:: OBJECTIVE ::
Say whether each statement agrees with the newsletter below, answering yes or no and quoting the words of the newsletter that decide it. (a) The writer lives in Western Canada. (b) Eastern Canada had an unusually cold season. (c) The Summer Tree was Guy Gavriel Kay's first novel.

:: PASSAGE ::
START

Judith Lepore’s monthly newsletter for fantasy lovers
Greetings from Kelowna, B.C., Canada, where spring has taken a very long time to…”sprung”? 😂 Now June is upon us, and the summer solstice looms. And I’m not even sure it’s spring yet!
Did you also have an unusually cold season when you expected balmier temperatures?
But I’m in Western Canada. Eastern Canada got a heat wave, so there was a different set of challenges. My editor in Ottawa said she wished she was here in Vancouver area…at the same time I was bemoaning that I wished I was there.
All the aberrant weather patterns got me thinking about the importance of seasons (and weather) in fantasy writing. The nature of this genre definitely lends itself to dramatic displays of the elements.
When I thought about seasons in epic fantasy, ‘WINTER IS COMING‘ popped instantly into my head. HBO’s production of George R.R. Martin’s saga “A Song of Ice and Fire” (aka “Game of Thrones“) successfully exploited that dramatic tagline to promote the series.
“Winter is coming!” was an ominous warning–not just for the harsh and prolonged winter about to pounce on the North, but also as a metaphor for other devastating assaults: the demonic zombie-like White Walkers, treacherous betrayal within the alliance of Northerners, and merciless attack from without…
The ultimate message: BUCKLE UP!!! (Jon Snow)
Guy Gavriel Kay is one of my favourite fantasy authors. Twenty years ago he wrote his very first novel, The Summer Tree, beginning a superlative trilogy: The Fionavar Tapestry. His writing since then has only gotten better…
The Summer Tree is a perfect example of how seasons/weather can be skilfully woven into fantasy to make it even more “epic.”

END

:: EXTRACTED MATERIAL ::
START

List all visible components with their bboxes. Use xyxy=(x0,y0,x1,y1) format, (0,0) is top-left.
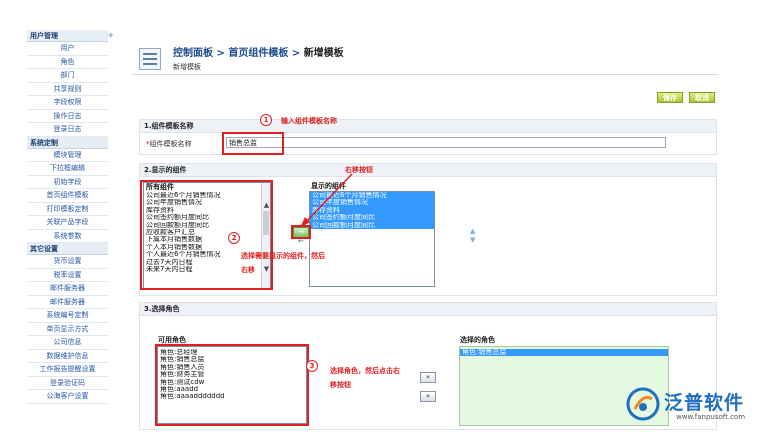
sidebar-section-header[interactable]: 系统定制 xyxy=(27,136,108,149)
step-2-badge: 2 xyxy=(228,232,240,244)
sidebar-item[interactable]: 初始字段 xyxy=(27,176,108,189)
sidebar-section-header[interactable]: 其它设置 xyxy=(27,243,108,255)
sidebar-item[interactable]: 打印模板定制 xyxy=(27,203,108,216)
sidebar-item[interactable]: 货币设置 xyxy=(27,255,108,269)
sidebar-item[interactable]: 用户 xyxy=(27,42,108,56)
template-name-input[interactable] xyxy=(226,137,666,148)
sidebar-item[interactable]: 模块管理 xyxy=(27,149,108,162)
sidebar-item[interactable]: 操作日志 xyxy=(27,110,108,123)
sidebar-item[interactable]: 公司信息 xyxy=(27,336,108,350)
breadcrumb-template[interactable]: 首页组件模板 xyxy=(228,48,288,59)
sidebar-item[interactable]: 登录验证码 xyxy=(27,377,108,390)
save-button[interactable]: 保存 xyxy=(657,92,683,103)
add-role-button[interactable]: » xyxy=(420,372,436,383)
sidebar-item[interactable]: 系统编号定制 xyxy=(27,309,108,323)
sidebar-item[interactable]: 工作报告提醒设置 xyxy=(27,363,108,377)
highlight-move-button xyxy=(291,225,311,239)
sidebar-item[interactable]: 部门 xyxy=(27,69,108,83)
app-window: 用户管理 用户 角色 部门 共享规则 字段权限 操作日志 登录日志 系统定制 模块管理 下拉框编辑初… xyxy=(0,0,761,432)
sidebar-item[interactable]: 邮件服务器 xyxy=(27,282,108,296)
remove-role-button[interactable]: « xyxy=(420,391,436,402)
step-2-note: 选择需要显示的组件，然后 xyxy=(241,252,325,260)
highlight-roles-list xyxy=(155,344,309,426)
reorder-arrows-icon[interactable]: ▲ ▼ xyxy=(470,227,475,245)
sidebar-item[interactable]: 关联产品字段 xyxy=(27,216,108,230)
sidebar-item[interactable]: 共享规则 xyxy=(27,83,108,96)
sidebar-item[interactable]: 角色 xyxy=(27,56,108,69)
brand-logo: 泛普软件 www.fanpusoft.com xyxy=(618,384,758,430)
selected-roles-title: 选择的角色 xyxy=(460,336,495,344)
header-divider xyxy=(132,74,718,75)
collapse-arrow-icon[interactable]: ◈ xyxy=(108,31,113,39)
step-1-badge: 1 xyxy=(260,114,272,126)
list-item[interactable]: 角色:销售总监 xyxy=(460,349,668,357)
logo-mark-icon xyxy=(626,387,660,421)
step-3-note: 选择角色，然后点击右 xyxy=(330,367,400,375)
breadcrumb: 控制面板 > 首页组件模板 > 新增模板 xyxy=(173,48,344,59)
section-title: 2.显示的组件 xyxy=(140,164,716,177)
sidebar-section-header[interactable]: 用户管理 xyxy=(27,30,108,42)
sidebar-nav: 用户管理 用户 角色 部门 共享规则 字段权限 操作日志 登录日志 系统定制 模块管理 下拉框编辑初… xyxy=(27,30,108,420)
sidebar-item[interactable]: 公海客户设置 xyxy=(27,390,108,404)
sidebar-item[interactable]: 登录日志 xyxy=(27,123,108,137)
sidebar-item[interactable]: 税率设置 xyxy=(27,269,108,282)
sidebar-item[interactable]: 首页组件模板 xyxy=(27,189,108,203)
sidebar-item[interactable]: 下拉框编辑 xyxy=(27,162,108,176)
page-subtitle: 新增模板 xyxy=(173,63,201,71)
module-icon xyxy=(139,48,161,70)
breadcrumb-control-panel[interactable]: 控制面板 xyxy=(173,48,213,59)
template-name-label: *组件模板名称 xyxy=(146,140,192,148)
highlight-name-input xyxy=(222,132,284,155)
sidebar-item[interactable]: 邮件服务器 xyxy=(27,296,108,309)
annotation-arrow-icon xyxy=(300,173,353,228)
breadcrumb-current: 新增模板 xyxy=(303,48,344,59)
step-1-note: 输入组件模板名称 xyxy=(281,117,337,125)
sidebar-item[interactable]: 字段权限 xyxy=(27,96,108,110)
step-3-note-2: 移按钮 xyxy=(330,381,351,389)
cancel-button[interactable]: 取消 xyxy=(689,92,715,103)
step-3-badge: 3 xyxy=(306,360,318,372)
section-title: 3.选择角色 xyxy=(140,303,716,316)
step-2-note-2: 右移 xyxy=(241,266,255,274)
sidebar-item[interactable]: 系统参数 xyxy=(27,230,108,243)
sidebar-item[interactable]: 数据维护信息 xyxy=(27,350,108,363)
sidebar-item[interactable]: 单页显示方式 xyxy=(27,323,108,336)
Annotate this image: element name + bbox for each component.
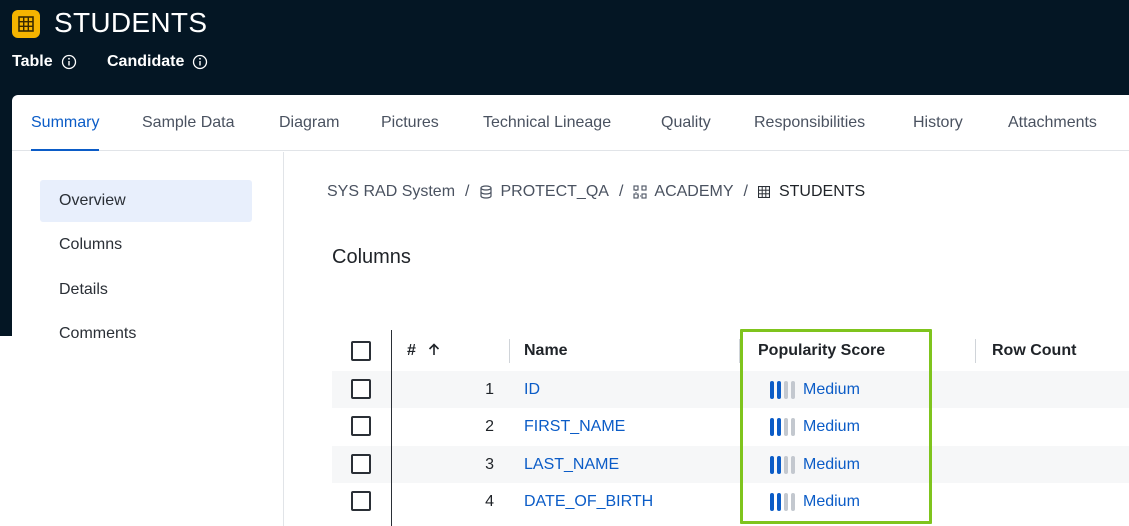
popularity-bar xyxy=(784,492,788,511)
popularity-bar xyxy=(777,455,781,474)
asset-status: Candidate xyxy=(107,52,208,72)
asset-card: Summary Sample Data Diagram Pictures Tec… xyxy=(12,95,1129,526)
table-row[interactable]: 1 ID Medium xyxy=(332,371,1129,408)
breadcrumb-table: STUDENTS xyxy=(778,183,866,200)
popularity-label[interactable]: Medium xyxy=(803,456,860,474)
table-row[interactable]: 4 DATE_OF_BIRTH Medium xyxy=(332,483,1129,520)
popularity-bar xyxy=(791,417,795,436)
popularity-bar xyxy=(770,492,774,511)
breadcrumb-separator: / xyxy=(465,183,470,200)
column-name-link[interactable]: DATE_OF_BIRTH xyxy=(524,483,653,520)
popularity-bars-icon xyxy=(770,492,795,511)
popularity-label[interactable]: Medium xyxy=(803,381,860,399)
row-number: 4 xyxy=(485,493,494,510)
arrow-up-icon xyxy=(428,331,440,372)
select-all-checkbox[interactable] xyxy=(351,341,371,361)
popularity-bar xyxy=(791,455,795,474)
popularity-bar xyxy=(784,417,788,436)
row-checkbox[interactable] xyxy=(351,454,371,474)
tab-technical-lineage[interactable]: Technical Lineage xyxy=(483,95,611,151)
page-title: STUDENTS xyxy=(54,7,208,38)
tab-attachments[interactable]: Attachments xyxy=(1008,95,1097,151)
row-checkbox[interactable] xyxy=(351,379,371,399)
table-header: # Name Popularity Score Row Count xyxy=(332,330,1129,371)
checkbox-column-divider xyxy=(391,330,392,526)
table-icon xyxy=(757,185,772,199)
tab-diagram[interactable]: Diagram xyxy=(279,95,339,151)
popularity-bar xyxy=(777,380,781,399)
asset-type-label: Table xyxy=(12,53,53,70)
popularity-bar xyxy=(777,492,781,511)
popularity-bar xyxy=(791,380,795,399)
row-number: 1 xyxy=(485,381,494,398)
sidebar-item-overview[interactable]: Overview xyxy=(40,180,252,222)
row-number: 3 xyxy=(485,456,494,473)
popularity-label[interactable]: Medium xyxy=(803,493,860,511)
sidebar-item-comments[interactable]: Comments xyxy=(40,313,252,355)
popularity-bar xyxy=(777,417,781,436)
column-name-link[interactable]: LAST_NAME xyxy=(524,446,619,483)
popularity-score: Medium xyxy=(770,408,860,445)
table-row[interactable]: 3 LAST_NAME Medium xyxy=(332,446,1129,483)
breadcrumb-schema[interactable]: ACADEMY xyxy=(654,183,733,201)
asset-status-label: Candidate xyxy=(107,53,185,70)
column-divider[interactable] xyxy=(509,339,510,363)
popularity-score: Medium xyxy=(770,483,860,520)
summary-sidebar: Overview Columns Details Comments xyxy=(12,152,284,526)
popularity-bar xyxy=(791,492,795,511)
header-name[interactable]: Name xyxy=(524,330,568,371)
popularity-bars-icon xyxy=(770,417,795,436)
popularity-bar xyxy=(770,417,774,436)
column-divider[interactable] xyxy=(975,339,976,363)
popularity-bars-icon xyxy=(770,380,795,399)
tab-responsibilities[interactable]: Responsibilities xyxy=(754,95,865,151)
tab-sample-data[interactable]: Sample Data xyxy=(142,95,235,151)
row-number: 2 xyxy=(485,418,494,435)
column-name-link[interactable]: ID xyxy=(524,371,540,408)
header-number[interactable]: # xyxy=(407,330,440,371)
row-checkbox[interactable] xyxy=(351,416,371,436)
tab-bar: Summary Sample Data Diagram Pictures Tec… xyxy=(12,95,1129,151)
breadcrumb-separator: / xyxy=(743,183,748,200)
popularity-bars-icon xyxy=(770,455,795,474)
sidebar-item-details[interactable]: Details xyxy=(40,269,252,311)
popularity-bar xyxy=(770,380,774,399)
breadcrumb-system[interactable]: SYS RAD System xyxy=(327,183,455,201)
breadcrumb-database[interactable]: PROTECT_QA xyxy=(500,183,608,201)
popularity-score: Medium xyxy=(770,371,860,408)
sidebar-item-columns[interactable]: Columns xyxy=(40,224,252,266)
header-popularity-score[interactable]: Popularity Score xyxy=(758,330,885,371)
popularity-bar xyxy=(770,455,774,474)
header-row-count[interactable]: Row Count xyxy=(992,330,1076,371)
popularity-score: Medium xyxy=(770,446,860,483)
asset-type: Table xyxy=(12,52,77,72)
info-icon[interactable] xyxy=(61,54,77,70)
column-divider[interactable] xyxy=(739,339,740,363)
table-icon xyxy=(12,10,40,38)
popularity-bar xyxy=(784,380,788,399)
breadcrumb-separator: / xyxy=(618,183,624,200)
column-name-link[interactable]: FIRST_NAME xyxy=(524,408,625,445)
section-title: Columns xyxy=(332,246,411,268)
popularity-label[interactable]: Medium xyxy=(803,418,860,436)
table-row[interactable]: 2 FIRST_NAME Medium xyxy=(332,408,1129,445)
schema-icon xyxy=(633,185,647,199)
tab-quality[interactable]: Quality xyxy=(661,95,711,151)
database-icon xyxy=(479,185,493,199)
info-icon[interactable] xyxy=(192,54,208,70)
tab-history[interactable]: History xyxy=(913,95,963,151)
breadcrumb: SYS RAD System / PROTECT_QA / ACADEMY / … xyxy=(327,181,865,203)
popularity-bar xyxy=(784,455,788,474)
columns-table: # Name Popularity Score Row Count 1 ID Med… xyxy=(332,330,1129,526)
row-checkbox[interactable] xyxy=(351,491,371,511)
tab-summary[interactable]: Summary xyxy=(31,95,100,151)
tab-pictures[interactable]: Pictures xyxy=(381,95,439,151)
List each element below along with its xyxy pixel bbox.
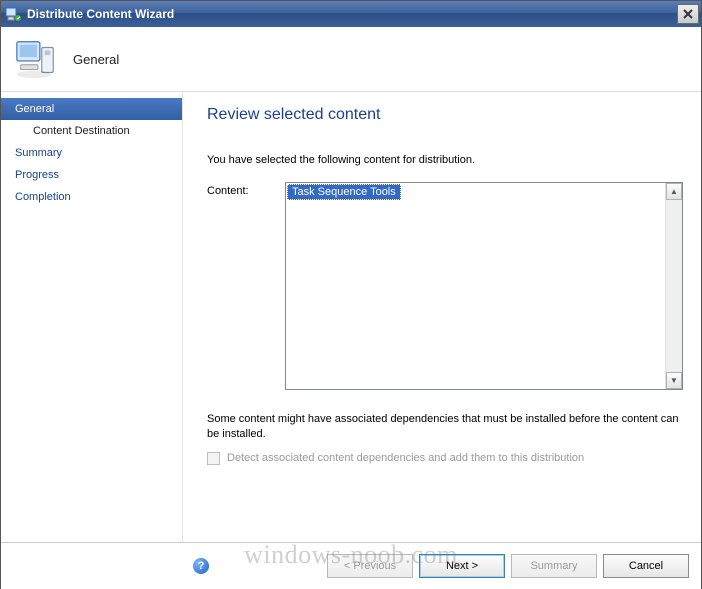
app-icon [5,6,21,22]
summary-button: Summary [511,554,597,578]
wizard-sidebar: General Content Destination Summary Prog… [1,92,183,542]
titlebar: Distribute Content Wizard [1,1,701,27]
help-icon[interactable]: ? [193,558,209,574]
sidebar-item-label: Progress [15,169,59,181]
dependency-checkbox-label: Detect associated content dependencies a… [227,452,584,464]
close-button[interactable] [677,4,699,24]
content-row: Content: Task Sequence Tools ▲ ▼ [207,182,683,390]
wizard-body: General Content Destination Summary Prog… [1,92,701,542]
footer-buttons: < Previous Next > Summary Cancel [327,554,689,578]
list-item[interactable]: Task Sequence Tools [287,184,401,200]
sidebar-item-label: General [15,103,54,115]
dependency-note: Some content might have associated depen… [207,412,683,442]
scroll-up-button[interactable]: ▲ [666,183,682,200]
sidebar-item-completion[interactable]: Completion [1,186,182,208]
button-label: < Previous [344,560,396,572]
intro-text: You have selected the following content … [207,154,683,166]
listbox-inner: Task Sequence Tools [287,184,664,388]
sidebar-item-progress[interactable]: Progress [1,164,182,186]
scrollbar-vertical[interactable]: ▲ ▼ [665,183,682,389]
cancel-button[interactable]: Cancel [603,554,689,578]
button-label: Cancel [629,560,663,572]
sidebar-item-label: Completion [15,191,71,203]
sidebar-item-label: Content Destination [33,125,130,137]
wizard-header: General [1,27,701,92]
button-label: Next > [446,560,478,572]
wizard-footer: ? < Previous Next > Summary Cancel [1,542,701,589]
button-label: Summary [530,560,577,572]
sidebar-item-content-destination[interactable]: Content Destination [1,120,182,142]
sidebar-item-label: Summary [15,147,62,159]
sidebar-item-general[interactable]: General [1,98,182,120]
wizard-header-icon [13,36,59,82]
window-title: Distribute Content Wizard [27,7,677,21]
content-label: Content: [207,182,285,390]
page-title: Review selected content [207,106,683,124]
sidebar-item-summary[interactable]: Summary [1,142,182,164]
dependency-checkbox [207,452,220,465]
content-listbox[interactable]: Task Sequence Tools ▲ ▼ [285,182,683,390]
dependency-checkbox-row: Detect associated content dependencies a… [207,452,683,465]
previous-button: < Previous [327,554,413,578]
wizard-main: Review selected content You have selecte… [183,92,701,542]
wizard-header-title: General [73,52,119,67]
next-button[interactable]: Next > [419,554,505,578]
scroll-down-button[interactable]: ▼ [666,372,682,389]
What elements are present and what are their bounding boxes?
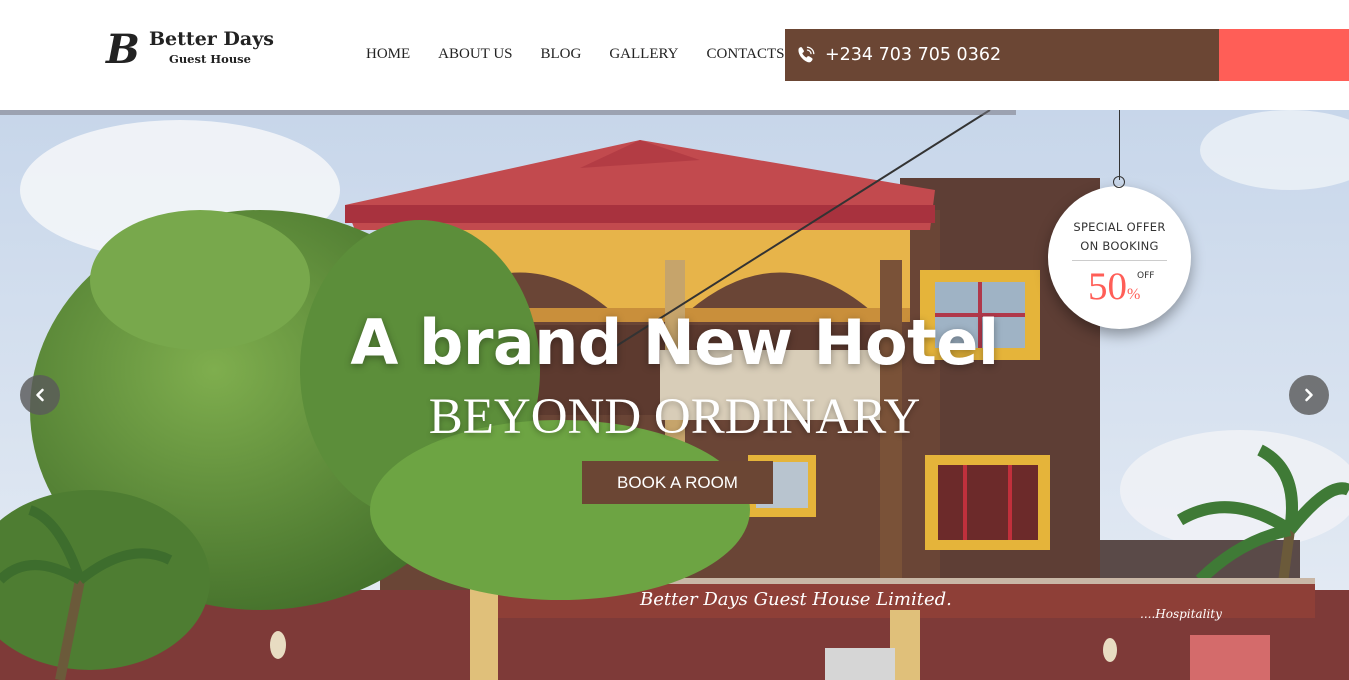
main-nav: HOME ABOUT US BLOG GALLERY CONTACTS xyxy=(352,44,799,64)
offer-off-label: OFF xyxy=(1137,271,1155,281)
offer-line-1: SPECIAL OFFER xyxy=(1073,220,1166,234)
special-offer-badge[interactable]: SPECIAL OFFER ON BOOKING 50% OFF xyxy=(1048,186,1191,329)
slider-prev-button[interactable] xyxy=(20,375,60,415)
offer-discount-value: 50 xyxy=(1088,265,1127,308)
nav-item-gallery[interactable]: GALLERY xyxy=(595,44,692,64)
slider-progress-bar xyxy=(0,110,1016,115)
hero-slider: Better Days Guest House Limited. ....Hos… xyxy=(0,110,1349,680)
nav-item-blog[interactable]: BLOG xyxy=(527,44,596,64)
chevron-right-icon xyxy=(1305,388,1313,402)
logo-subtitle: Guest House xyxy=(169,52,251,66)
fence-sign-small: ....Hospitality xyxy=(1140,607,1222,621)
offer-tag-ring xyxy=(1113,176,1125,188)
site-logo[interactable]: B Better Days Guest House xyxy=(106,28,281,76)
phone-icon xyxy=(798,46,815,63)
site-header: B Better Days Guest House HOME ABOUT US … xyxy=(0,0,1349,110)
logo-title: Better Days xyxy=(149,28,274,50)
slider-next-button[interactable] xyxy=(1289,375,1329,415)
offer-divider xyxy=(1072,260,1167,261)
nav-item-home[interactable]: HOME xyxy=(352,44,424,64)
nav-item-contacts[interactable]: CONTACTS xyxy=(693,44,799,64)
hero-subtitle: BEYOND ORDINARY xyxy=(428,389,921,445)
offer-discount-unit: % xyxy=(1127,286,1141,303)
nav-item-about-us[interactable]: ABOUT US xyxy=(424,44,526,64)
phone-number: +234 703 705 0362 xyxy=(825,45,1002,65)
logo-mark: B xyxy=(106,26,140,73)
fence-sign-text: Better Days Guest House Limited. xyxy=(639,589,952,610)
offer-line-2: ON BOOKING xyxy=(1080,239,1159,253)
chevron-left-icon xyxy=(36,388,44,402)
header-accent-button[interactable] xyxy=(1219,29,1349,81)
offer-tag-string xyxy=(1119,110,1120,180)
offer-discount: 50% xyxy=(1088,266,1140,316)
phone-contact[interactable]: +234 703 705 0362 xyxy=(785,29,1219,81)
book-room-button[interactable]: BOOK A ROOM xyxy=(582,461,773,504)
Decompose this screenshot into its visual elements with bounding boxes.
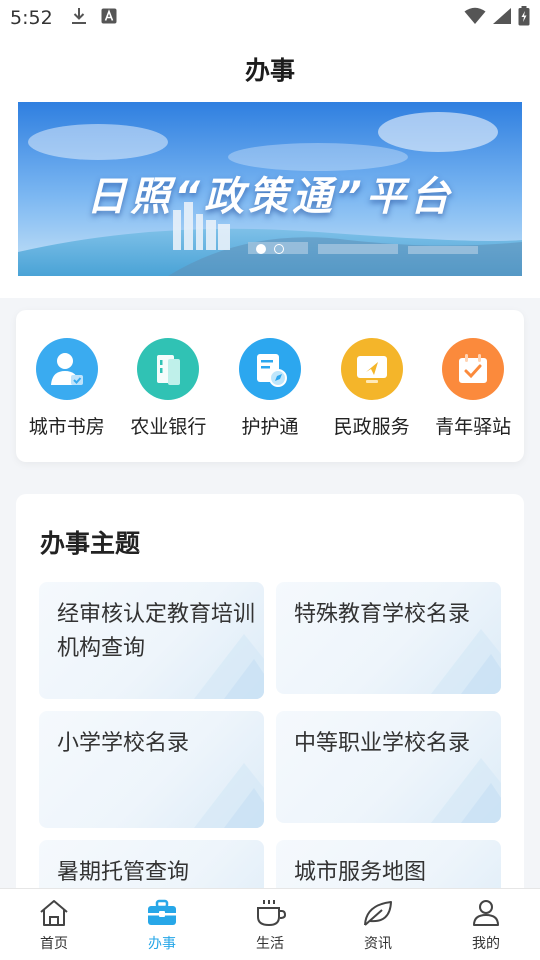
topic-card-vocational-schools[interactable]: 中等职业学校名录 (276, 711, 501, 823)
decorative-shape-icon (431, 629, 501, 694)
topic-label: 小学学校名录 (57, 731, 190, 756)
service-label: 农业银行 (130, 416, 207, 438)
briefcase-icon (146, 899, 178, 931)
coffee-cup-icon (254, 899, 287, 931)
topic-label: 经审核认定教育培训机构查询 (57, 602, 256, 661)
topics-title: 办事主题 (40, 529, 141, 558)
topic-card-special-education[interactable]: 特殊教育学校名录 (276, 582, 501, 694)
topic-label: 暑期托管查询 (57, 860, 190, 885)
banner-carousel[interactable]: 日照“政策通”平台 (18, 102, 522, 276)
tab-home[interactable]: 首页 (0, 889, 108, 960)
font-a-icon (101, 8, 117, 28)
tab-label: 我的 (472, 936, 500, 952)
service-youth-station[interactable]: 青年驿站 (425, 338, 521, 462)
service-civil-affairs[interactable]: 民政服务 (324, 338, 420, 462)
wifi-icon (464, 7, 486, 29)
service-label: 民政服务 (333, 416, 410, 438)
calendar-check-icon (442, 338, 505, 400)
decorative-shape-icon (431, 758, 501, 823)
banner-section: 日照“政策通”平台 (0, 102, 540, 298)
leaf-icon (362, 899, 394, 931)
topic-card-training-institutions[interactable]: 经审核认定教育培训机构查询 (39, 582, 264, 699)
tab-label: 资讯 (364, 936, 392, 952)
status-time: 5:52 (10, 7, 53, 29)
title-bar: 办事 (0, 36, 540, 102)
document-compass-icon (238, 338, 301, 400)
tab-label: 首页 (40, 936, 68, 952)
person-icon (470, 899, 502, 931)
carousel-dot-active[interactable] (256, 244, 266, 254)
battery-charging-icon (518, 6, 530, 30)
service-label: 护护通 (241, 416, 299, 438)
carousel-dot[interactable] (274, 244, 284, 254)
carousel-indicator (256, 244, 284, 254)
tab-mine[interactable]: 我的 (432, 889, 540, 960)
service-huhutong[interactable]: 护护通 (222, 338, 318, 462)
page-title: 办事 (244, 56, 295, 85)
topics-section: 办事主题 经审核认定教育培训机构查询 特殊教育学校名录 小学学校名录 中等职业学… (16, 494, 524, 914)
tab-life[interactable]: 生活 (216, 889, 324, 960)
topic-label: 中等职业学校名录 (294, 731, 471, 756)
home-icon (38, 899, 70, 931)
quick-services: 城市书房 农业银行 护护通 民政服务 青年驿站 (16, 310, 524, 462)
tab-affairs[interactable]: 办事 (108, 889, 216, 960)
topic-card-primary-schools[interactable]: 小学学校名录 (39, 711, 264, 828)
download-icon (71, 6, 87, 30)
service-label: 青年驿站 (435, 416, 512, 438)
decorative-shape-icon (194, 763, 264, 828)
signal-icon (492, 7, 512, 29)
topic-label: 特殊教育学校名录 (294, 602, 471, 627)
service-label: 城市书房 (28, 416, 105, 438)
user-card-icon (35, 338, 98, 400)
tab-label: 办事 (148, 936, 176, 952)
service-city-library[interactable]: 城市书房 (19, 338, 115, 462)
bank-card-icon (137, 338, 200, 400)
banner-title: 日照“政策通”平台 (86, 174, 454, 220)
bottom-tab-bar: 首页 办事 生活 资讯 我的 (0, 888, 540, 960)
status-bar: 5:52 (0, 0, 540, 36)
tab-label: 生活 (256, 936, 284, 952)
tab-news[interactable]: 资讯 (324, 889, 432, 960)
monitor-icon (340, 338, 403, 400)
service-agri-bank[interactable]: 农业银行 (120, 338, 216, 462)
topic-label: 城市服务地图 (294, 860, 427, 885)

END

:: OUTPUT BELOW ::
(a) Yes: "But I’m in Western Canada."
(b) No: "Eastern Canada got a heat wave"
(c) Yes: "he wrote his very first novel, The Summer Tree"